◆ **RECORD EXTRACTS**:

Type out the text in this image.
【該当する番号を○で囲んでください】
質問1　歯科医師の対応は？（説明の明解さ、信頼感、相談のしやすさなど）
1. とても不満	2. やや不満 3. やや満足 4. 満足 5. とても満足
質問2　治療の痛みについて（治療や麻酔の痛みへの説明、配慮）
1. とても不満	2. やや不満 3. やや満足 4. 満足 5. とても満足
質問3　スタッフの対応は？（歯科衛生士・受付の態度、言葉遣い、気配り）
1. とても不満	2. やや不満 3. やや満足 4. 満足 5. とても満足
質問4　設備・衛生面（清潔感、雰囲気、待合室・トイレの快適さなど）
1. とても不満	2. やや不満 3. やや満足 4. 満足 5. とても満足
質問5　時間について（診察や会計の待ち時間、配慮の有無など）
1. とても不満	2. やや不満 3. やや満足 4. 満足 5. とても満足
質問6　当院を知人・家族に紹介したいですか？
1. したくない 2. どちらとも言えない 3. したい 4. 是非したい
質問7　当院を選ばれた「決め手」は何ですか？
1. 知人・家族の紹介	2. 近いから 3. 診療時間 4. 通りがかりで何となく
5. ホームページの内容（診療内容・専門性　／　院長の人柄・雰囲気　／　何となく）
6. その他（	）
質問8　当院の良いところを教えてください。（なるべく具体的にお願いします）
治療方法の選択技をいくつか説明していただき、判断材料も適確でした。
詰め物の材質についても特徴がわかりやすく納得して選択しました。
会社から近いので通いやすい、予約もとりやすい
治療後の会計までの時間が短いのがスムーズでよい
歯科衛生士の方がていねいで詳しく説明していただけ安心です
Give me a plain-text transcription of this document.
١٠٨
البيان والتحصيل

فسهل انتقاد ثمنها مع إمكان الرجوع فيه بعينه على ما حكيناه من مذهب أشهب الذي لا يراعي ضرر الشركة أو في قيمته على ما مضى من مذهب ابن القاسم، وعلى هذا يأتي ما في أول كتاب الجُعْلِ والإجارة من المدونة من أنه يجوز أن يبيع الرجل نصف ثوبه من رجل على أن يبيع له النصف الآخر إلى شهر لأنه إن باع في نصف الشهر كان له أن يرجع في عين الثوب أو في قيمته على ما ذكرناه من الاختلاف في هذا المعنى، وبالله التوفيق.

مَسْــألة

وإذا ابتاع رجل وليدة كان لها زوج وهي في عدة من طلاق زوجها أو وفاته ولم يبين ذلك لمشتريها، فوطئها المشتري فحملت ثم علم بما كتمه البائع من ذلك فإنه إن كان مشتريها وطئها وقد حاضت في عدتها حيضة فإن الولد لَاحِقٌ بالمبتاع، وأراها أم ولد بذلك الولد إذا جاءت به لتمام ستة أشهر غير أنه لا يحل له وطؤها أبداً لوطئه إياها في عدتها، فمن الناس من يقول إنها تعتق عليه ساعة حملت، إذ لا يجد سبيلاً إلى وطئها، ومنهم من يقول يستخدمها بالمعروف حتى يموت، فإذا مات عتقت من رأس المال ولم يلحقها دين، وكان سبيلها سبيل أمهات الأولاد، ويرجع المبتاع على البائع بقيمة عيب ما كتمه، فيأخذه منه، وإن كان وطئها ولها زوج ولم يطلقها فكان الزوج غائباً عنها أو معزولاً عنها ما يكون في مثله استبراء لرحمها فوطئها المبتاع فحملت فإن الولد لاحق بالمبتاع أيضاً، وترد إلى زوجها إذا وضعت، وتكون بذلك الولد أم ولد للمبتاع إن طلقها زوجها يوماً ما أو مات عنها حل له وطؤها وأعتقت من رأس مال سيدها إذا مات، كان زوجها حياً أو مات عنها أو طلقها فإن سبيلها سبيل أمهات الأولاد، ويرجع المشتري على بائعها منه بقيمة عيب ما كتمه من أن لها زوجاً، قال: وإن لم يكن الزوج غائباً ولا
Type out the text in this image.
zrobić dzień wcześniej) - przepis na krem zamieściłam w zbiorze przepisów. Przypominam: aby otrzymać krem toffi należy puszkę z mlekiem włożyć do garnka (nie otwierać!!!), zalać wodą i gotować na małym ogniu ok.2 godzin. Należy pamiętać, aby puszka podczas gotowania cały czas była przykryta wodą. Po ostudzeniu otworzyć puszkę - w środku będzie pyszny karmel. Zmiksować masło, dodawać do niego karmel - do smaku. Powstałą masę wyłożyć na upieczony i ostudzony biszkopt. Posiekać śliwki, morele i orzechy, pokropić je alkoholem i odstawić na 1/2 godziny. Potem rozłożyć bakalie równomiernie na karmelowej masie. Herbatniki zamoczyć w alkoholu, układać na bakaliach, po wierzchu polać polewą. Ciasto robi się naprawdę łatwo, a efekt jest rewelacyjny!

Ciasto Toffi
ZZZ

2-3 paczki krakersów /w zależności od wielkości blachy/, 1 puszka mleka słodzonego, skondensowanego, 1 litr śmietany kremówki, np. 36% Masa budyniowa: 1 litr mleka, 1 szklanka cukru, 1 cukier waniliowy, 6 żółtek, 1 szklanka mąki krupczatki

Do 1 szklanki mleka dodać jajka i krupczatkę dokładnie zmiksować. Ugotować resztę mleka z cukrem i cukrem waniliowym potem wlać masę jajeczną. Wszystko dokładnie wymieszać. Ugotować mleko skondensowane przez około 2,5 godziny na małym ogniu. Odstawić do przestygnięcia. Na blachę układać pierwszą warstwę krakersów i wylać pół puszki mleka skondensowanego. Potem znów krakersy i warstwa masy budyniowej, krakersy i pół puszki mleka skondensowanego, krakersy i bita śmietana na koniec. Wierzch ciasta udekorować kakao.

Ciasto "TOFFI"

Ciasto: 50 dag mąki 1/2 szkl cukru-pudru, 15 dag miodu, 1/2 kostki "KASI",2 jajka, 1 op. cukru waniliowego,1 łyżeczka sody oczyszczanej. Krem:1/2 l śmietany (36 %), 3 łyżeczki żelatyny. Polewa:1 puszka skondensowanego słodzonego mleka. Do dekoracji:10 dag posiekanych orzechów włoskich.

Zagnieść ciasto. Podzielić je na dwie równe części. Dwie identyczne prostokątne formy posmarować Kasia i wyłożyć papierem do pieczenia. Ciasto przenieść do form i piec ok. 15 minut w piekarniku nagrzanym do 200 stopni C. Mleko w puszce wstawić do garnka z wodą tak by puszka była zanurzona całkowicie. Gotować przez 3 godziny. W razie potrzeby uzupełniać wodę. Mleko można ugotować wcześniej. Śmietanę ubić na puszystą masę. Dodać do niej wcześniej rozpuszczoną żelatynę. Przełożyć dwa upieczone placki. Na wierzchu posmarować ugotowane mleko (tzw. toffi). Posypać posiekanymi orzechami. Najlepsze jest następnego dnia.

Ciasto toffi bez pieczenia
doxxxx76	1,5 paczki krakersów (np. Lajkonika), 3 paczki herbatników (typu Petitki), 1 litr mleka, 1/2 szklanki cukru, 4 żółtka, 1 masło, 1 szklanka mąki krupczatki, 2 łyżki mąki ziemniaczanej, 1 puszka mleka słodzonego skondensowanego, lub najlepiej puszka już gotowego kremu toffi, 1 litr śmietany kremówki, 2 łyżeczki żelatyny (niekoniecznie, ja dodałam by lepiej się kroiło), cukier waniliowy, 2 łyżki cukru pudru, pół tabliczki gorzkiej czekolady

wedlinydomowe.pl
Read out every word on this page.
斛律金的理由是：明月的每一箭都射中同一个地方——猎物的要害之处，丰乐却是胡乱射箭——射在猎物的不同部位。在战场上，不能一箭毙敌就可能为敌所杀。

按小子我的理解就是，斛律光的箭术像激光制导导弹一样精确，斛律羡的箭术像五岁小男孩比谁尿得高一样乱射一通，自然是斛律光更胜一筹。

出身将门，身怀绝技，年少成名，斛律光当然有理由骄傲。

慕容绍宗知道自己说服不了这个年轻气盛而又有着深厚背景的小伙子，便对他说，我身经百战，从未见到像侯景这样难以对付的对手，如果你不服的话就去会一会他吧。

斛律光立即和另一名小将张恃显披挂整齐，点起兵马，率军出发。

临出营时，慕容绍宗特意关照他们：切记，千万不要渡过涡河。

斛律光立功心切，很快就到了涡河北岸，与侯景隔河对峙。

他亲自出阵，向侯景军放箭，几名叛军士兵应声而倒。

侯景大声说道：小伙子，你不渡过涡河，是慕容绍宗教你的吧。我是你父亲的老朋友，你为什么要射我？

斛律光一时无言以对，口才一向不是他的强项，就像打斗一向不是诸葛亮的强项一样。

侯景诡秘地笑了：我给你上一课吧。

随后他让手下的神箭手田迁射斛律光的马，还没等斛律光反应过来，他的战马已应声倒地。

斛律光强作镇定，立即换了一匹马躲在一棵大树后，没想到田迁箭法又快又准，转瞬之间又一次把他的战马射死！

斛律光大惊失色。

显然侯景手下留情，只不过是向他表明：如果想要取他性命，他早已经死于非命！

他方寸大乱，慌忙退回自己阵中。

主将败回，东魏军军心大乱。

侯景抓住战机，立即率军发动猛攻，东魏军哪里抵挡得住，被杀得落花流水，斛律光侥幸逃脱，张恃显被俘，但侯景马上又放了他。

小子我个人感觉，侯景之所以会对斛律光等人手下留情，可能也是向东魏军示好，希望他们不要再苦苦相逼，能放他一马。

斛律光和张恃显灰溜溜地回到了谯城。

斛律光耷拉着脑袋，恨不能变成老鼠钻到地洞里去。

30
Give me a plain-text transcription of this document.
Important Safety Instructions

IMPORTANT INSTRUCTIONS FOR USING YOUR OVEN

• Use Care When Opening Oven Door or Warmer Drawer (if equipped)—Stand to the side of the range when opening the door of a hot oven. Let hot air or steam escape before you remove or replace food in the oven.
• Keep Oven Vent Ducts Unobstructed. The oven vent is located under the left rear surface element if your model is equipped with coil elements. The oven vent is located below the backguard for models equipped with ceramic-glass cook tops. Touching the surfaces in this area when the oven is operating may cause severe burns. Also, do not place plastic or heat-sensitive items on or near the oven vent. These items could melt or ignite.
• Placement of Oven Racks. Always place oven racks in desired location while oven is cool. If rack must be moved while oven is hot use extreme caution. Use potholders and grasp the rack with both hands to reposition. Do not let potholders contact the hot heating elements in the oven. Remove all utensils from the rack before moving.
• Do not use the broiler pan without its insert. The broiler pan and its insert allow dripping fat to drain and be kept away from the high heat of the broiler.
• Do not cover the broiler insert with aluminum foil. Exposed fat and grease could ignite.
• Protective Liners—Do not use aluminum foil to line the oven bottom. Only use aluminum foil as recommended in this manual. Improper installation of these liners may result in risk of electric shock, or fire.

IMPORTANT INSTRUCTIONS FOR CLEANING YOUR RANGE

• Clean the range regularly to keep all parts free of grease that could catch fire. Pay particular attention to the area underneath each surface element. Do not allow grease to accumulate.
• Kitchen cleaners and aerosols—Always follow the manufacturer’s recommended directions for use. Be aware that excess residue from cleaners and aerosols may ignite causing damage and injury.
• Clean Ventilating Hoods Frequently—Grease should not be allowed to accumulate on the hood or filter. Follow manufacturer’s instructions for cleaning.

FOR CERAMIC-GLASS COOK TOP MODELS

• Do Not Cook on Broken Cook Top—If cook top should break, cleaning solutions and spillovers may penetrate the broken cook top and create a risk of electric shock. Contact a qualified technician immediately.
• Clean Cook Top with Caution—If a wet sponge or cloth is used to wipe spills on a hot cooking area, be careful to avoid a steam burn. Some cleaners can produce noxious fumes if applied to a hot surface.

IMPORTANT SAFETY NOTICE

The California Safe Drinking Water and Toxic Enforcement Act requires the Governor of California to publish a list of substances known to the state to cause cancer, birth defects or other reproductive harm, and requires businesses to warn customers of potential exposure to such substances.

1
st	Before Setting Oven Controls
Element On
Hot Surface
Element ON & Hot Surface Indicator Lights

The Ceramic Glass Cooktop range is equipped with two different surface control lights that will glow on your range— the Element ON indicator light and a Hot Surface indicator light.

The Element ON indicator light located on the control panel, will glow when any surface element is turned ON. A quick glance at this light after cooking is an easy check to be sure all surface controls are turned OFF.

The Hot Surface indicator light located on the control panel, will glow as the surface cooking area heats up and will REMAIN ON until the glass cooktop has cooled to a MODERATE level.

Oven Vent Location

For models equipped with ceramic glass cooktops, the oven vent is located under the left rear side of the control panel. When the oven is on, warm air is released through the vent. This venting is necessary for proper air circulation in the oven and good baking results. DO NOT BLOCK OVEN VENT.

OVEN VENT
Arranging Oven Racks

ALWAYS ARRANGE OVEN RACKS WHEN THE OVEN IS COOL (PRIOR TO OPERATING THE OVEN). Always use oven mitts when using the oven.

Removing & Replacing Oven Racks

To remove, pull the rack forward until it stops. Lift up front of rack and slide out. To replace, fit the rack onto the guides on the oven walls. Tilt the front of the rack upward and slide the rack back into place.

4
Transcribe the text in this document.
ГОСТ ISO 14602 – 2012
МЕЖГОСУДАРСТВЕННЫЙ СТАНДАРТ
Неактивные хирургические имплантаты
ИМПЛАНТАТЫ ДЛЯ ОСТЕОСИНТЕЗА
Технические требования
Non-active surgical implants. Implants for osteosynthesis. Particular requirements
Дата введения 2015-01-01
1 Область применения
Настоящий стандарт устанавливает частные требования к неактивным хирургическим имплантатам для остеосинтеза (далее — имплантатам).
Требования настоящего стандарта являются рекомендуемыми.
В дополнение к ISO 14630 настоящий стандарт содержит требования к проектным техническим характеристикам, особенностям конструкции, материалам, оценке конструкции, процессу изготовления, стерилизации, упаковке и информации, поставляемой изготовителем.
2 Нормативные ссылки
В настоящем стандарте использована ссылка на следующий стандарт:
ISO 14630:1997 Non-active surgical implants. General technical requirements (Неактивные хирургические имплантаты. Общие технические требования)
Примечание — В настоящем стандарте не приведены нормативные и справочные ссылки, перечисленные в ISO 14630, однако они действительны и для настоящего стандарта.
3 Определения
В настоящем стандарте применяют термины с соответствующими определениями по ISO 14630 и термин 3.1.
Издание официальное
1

◆ **WHAT TO PRODUCE**: Extract every line from the one containing "Transcribe the text in this document." through the last line of the data, inclusive, exactly as written.

◆ **THE RESULT**:
Transcribe the text in this document.
ГОСТ ISO 14602 – 2012
МЕЖГОСУДАРСТВЕННЫЙ СТАНДАРТ
Неактивные хирургические имплантаты
ИМПЛАНТАТЫ ДЛЯ ОСТЕОСИНТЕЗА
Технические требования
Non-active surgical implants. Implants for osteosynthesis. Particular requirements
Дата введения 2015-01-01
1 Область применения
Настоящий стандарт устанавливает частные требования к неактивным хирургическим имплантатам для остеосинтеза (далее — имплантатам).
Требования настоящего стандарта являются рекомендуемыми.
В дополнение к ISO 14630 настоящий стандарт содержит требования к проектным техническим характеристикам, особенностям конструкции, материалам, оценке конструкции, процессу изготовления, стерилизации, упаковке и информации, поставляемой изготовителем.
2 Нормативные ссылки
В настоящем стандарте использована ссылка на следующий стандарт:
ISO 14630:1997 Non-active surgical implants. General technical requirements (Неактивные хирургические имплантаты. Общие технические требования)
Примечание — В настоящем стандарте не приведены нормативные и справочные ссылки, перечисленные в ISO 14630, однако они действительны и для настоящего стандарта.
3 Определения
В настоящем стандарте применяют термины с соответствующими определениями по ISO 14630 и термин 3.1.
Издание официальное
1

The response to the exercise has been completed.